▸ **YOUR GOAL**
Collect each line of the entries that holds the string "Cash".

▸ **DATASET**
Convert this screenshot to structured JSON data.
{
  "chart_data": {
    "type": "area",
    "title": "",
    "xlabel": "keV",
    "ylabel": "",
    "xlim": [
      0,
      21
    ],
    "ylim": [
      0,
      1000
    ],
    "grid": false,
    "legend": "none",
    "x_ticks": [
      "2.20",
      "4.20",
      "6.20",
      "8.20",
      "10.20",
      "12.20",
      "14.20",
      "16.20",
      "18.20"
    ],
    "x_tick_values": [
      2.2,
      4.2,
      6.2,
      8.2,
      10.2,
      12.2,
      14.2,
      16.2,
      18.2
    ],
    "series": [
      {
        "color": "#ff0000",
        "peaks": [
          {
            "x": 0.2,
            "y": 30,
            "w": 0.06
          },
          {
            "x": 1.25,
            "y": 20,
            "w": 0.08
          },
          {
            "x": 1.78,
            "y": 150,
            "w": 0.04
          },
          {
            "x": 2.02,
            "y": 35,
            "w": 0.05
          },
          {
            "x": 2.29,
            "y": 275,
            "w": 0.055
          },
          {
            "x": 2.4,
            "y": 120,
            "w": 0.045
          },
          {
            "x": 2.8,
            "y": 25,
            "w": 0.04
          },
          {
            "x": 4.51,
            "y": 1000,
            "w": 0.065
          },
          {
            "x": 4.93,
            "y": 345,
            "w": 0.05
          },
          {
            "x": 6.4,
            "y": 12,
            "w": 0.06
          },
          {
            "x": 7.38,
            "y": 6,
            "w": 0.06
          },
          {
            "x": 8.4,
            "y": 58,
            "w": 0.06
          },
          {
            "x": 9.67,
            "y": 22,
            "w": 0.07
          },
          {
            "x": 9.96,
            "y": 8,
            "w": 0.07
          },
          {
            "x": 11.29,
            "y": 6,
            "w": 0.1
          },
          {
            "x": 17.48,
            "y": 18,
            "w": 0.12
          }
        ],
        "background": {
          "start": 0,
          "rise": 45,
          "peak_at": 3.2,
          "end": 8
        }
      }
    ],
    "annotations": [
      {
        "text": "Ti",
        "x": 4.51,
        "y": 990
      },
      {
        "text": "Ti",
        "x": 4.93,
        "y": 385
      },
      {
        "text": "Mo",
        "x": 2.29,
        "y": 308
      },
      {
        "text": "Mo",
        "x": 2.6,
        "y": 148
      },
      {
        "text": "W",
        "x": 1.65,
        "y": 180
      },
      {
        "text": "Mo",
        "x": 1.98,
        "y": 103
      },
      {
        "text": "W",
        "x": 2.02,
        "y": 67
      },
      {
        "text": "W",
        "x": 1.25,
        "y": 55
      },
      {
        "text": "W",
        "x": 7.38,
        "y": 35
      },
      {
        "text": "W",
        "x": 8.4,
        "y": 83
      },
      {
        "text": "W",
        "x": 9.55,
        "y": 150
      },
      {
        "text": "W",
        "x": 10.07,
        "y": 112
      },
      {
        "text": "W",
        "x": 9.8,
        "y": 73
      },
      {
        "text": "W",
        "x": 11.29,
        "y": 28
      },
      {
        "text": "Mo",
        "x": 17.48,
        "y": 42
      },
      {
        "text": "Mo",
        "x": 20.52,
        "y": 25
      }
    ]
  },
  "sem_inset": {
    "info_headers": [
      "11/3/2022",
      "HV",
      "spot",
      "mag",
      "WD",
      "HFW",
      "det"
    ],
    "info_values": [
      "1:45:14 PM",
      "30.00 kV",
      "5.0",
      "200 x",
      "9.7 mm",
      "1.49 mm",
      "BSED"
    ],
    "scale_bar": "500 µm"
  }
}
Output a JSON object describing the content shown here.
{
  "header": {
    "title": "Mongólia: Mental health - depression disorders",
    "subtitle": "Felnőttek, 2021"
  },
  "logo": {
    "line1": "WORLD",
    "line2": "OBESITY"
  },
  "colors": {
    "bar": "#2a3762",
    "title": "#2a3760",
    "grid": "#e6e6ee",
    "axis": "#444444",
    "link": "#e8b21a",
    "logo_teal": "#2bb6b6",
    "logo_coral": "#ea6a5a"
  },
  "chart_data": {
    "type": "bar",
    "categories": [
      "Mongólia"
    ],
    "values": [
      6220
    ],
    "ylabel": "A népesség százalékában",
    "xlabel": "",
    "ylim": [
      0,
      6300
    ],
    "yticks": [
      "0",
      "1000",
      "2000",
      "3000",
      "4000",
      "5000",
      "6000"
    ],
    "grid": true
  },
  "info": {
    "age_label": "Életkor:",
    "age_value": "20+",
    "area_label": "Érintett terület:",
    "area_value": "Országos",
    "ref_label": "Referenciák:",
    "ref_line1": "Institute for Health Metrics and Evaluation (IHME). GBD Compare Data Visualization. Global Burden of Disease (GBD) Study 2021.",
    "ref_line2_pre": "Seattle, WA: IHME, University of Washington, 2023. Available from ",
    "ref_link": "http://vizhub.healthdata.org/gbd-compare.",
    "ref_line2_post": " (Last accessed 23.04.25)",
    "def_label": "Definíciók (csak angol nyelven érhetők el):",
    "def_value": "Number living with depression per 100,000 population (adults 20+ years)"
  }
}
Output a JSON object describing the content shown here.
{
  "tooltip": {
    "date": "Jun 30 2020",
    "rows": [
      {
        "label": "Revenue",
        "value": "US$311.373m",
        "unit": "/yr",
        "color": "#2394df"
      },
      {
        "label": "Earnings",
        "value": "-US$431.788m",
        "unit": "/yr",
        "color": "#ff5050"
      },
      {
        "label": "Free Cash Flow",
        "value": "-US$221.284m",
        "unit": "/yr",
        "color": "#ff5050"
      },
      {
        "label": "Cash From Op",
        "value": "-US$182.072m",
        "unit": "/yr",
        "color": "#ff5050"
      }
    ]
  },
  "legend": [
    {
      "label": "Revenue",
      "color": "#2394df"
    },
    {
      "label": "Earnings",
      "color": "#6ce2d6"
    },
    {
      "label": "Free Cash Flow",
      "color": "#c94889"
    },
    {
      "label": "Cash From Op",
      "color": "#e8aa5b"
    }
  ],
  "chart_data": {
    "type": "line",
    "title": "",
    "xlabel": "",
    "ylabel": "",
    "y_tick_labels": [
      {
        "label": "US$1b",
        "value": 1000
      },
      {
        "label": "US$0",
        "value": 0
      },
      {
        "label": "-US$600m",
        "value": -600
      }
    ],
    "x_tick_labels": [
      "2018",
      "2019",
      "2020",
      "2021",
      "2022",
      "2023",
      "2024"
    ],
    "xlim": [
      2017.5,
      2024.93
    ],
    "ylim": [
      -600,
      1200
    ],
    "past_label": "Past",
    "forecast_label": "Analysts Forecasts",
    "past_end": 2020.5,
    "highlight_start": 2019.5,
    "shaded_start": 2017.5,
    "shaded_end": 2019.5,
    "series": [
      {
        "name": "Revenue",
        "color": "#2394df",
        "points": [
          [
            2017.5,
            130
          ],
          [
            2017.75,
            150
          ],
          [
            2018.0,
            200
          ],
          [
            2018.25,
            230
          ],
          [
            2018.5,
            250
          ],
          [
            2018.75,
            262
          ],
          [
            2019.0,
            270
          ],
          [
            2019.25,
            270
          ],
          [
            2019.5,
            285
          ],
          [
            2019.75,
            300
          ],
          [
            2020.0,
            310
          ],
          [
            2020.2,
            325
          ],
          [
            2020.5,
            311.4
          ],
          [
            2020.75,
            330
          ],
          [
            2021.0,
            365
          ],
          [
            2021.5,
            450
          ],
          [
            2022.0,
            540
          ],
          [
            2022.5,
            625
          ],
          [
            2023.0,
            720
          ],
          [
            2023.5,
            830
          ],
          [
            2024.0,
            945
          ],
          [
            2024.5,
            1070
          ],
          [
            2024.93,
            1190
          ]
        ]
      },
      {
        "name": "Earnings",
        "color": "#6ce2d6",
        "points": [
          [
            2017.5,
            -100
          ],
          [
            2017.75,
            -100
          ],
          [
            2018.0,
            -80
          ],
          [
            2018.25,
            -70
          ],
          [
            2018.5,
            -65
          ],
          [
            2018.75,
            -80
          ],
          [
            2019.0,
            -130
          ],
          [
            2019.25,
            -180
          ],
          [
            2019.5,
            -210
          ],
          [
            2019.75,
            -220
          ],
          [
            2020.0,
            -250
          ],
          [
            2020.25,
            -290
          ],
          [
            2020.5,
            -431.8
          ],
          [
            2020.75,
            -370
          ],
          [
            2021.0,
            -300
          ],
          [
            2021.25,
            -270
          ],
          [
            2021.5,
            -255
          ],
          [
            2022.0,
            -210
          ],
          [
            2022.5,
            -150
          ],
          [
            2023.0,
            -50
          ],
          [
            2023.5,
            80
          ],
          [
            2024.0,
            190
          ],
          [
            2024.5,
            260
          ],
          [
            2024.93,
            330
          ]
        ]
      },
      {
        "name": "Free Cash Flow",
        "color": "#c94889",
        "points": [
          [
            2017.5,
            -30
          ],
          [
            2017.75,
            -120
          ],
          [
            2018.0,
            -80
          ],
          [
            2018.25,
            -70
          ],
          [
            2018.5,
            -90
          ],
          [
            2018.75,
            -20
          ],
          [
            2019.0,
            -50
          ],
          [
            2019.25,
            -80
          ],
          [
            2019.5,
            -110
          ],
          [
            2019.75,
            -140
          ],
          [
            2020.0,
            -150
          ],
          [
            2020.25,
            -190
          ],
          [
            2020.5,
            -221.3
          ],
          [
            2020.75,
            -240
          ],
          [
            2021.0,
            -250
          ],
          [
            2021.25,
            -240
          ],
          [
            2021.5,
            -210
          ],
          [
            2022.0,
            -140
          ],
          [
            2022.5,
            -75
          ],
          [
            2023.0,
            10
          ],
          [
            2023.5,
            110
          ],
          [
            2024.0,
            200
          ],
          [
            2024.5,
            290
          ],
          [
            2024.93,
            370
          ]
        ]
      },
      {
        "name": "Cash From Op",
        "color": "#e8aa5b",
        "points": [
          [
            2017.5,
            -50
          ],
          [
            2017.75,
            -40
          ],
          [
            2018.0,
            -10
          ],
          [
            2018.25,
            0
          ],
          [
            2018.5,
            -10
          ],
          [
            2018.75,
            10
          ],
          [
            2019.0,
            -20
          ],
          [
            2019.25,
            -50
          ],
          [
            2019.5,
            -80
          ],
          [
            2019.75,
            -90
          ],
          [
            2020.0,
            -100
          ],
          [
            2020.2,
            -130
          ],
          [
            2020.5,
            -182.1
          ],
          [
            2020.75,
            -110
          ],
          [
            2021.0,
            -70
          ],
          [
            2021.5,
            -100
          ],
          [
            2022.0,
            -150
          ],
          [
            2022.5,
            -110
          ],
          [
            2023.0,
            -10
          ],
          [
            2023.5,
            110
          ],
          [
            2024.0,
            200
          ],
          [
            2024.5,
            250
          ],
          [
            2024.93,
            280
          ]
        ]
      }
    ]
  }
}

▸ **REPLY TO THE TASK**
        "label": "Free Cash Flow",
        "label": "Cash From Op",
      "label": "Free Cash Flow",
      "label": "Cash From Op",
        "name": "Free Cash Flow",
        "name": "Cash From Op",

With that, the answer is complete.